● PROBLEM DESCRIPTION
Identify, in the records below, every line where the string "user" appears, and copy each such line.

------

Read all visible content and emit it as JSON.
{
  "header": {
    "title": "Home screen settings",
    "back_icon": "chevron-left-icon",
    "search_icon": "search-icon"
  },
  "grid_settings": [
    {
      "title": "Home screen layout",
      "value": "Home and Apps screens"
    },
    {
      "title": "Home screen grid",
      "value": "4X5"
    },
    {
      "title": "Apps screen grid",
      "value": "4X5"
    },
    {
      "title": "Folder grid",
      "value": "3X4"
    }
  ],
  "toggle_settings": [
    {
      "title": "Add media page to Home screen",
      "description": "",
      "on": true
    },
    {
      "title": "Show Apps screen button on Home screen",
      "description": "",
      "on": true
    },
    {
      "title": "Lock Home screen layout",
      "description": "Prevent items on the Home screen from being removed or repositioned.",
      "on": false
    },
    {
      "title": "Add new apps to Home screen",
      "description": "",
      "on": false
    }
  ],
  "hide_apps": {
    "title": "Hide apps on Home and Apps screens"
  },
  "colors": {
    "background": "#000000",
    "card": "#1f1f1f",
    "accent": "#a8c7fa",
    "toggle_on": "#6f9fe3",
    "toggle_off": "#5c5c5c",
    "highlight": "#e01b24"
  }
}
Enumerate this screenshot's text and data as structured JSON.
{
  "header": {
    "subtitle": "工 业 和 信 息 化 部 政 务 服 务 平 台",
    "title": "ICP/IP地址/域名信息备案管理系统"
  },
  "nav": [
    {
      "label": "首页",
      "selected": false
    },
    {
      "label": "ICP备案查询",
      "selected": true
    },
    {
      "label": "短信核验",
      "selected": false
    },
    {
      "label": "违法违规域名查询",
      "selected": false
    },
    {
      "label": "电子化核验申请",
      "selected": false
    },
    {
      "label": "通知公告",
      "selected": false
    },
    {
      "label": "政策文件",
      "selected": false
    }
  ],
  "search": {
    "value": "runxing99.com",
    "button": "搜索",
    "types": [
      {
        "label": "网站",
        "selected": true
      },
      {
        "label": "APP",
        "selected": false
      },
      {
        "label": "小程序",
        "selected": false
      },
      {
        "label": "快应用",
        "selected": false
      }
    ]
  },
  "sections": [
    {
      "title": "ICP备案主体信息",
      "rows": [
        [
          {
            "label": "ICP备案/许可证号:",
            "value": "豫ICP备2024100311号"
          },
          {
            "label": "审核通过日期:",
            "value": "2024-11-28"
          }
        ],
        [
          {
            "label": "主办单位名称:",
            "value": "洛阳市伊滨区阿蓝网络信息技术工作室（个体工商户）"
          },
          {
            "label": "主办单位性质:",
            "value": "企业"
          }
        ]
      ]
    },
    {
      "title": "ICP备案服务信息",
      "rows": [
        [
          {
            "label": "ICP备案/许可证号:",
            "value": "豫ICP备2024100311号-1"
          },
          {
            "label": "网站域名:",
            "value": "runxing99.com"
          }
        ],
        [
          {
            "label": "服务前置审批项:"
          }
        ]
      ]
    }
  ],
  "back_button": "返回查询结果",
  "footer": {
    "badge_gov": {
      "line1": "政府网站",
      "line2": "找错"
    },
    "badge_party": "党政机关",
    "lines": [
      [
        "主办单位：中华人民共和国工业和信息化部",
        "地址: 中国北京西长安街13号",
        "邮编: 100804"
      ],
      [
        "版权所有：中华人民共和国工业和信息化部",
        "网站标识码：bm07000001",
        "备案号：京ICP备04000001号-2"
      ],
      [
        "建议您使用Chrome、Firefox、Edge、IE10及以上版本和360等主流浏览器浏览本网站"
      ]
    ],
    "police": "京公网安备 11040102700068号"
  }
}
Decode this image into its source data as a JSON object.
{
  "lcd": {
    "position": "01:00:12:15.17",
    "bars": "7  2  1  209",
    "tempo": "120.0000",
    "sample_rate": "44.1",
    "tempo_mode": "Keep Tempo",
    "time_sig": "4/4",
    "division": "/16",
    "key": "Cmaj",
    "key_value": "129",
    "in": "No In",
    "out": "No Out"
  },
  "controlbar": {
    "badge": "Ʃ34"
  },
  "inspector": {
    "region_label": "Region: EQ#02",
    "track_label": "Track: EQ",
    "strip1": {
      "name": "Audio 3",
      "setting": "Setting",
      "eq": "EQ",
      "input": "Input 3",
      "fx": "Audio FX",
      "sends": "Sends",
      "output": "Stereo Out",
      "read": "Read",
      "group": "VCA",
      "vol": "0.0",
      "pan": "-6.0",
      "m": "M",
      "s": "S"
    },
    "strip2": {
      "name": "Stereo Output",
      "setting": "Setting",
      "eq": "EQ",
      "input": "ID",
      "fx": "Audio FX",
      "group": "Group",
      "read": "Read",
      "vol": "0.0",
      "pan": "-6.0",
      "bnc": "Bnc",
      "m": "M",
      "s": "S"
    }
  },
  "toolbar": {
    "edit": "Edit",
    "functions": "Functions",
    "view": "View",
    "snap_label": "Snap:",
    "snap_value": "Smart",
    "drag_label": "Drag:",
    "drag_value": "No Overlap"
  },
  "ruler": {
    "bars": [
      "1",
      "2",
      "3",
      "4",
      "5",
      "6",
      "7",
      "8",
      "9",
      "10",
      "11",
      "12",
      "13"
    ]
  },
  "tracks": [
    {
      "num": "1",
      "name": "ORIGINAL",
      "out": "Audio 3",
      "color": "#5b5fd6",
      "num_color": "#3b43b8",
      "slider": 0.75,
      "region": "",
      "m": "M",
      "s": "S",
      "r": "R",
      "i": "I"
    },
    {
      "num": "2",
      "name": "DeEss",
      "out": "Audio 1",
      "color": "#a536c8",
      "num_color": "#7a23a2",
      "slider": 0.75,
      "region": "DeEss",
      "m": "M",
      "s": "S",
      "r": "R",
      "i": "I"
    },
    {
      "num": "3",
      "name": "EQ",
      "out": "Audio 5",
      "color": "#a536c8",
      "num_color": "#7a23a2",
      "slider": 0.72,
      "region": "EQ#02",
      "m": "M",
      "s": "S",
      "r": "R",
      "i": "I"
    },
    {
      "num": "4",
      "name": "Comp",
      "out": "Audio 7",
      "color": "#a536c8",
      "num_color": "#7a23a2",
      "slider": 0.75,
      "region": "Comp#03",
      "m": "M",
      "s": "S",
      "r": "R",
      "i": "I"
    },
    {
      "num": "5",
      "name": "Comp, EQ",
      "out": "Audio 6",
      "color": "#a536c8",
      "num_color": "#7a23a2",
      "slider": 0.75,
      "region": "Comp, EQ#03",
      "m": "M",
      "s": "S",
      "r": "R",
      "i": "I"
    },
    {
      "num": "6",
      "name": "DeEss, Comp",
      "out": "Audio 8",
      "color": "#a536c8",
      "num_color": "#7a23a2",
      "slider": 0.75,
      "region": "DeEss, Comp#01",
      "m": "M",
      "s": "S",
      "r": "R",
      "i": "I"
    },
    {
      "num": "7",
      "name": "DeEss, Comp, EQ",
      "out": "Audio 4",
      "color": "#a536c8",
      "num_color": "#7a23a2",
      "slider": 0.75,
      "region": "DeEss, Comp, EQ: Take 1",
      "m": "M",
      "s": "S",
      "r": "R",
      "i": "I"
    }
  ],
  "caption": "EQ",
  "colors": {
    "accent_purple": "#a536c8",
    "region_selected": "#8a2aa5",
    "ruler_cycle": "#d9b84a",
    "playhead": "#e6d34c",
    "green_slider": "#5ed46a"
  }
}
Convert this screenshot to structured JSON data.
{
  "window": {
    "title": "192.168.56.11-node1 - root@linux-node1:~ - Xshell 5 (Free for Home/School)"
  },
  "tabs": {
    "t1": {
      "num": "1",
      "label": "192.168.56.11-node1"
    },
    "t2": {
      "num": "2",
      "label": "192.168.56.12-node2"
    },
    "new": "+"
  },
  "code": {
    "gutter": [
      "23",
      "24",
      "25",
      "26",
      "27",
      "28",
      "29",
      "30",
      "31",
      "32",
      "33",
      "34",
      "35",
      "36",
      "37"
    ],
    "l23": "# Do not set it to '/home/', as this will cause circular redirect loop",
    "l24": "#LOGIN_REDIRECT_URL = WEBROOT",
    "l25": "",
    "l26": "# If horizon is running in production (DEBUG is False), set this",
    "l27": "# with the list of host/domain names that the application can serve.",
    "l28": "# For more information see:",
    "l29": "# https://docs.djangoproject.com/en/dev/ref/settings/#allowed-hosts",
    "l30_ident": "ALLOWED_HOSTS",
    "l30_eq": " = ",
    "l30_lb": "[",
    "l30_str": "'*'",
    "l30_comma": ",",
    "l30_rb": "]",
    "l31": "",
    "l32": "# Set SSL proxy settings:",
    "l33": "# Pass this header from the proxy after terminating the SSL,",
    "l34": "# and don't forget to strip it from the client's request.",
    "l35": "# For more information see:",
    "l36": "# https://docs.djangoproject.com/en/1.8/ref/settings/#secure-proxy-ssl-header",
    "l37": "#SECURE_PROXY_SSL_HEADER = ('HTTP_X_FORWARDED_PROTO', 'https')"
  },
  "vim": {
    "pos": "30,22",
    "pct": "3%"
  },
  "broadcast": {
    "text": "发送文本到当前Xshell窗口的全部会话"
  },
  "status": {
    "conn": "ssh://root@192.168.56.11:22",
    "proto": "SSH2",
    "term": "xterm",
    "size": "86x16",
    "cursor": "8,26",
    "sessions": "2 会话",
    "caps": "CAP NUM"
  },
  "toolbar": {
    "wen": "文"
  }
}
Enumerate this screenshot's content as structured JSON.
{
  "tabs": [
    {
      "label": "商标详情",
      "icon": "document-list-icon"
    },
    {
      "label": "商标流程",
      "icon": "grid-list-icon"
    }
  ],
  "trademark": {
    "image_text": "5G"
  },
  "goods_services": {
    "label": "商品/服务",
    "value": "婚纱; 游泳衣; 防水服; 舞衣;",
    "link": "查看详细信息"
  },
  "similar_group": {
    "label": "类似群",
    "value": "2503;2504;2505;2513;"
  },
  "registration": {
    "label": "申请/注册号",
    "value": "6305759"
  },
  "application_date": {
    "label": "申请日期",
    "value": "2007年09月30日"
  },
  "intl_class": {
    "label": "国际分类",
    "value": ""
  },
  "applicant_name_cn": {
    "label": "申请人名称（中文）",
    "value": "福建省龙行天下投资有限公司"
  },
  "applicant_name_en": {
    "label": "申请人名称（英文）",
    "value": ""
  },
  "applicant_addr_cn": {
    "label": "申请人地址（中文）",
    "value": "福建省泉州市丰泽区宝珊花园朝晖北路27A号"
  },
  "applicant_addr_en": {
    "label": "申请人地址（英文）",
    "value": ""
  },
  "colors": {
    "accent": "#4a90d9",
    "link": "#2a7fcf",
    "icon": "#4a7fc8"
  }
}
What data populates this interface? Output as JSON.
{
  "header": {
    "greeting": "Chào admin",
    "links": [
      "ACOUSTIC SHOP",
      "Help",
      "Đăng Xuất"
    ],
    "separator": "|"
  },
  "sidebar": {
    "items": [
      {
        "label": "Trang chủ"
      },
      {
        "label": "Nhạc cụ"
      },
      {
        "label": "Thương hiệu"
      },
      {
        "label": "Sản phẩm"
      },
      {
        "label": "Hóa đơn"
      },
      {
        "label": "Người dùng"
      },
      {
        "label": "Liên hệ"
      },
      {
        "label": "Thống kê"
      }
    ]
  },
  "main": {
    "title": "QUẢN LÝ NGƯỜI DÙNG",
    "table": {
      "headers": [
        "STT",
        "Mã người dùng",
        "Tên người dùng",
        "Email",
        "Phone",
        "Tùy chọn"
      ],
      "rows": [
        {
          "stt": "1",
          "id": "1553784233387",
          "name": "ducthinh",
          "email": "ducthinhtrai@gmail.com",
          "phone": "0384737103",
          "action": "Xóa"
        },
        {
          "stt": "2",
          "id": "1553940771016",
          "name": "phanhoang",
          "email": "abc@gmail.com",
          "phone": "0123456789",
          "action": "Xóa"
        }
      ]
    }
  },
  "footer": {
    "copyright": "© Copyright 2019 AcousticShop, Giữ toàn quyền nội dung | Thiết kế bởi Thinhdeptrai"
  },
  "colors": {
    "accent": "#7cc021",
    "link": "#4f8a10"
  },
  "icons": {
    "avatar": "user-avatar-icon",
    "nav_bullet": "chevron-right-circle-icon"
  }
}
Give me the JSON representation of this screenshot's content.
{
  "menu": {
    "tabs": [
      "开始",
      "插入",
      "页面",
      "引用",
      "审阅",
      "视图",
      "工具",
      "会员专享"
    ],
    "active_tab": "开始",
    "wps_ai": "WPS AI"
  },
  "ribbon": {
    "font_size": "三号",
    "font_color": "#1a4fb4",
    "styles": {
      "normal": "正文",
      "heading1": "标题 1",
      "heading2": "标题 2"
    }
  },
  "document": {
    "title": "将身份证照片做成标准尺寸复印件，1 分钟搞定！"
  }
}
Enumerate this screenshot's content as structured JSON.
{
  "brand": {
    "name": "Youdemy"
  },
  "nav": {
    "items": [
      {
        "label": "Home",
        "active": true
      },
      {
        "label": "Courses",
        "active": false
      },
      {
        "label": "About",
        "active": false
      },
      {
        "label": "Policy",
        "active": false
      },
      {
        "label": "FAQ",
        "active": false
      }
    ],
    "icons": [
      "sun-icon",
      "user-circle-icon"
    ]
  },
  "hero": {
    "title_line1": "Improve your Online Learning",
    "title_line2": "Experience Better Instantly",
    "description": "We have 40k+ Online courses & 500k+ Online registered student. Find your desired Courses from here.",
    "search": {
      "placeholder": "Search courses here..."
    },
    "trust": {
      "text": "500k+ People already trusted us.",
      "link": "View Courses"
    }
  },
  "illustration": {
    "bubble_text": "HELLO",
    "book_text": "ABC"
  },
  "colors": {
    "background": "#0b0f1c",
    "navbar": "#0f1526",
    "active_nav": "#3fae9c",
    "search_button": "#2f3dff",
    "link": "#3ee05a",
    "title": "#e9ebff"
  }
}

------

● TASK RESULT
    "avatar": "user-avatar-icon",
      "user-circle-icon"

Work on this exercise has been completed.